-- BEGIN --

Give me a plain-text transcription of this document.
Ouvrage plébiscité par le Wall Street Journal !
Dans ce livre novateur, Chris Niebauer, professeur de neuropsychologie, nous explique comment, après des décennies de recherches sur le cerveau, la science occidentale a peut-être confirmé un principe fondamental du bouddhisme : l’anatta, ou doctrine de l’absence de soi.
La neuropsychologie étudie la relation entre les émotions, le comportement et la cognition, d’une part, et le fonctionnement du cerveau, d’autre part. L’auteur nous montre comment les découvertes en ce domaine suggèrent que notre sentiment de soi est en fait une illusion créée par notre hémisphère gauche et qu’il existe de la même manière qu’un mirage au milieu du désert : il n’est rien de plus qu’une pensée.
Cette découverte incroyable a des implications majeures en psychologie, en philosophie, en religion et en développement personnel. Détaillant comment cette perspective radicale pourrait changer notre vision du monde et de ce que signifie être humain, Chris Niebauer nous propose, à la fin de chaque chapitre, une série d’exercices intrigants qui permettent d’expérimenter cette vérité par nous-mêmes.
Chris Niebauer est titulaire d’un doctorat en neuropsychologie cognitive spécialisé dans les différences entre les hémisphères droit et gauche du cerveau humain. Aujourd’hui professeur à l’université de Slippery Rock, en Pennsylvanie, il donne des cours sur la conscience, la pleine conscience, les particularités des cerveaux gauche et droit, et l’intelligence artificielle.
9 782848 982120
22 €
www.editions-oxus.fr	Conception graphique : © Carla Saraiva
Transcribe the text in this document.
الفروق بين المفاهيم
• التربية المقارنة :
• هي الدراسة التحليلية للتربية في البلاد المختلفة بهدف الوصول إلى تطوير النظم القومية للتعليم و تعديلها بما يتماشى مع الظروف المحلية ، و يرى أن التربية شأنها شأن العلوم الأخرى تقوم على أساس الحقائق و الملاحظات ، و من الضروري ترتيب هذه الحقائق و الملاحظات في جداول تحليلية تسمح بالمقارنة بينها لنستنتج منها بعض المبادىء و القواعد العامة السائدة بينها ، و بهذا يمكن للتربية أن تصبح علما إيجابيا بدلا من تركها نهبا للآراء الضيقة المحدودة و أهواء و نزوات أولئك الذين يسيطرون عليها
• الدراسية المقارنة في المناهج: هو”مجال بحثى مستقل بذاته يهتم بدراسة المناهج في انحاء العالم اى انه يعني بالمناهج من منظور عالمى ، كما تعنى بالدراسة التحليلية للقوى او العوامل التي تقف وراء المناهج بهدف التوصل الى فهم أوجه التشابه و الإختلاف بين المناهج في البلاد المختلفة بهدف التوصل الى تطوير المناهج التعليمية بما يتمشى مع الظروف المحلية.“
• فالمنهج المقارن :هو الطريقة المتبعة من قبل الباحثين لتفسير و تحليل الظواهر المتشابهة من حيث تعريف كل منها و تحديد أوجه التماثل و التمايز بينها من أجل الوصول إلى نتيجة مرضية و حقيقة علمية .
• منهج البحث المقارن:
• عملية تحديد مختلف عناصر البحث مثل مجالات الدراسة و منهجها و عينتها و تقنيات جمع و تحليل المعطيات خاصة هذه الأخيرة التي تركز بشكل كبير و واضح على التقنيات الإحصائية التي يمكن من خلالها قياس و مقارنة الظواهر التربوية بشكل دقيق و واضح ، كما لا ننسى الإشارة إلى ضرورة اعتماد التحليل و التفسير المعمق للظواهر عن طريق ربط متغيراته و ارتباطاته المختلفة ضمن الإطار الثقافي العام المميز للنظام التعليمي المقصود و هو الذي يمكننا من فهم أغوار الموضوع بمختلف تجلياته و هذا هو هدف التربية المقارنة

-- END --

Isolate each line of the listing above that includes "document". Copy it.

Give me a plain-text transcription of this document.
Transcribe the text in this document.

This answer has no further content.